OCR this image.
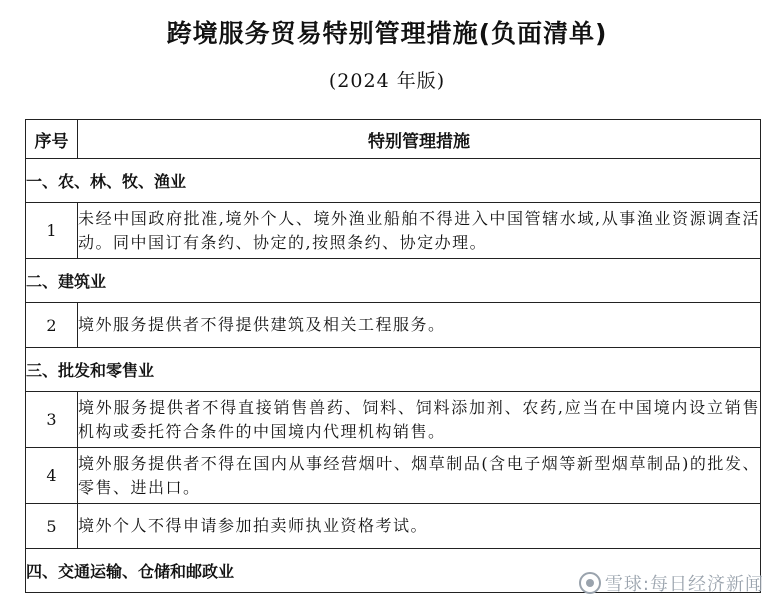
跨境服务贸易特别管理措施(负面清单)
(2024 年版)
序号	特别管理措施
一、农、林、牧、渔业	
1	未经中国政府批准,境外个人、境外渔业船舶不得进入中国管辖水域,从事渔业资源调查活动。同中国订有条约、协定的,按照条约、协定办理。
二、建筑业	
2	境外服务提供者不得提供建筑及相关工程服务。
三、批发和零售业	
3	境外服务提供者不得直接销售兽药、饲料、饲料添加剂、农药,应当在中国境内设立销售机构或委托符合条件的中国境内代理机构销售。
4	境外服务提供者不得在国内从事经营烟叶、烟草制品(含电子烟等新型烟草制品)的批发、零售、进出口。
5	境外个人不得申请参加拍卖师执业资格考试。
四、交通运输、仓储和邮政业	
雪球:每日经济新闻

------------

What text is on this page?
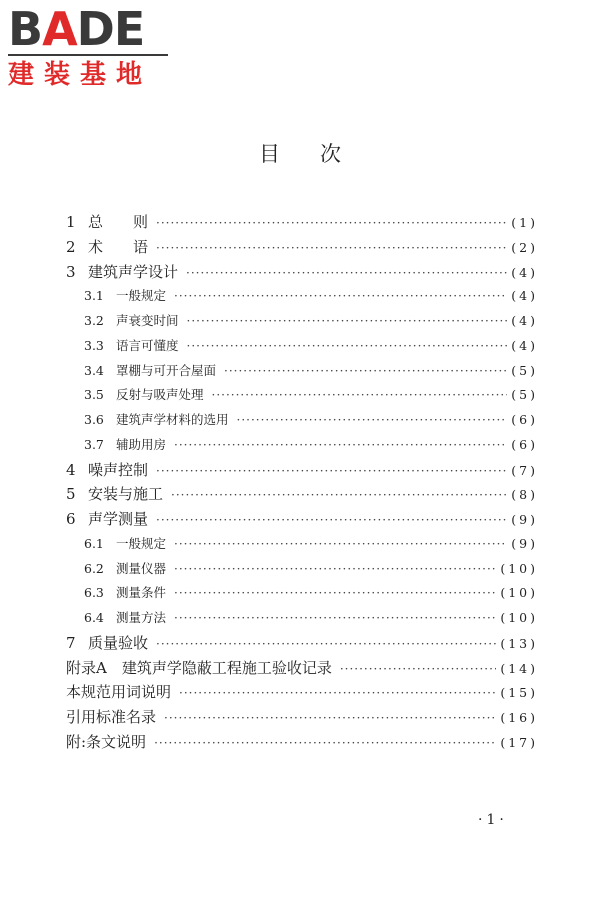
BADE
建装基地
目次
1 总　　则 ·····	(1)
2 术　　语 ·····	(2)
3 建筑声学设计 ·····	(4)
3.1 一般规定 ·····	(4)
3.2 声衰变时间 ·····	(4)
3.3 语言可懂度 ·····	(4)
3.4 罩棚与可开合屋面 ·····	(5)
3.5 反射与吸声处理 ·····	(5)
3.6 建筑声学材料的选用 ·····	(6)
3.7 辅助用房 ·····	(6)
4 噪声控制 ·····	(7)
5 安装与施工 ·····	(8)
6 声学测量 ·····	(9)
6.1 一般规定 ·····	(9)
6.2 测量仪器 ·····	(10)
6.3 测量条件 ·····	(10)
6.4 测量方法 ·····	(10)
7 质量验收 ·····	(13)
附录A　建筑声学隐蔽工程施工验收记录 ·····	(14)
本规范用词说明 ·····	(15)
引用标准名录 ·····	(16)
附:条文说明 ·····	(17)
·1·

------------

**The problem**
Of the lines in the data, how many contain the word "this"? Provide the number and nothing further.

**The output**
2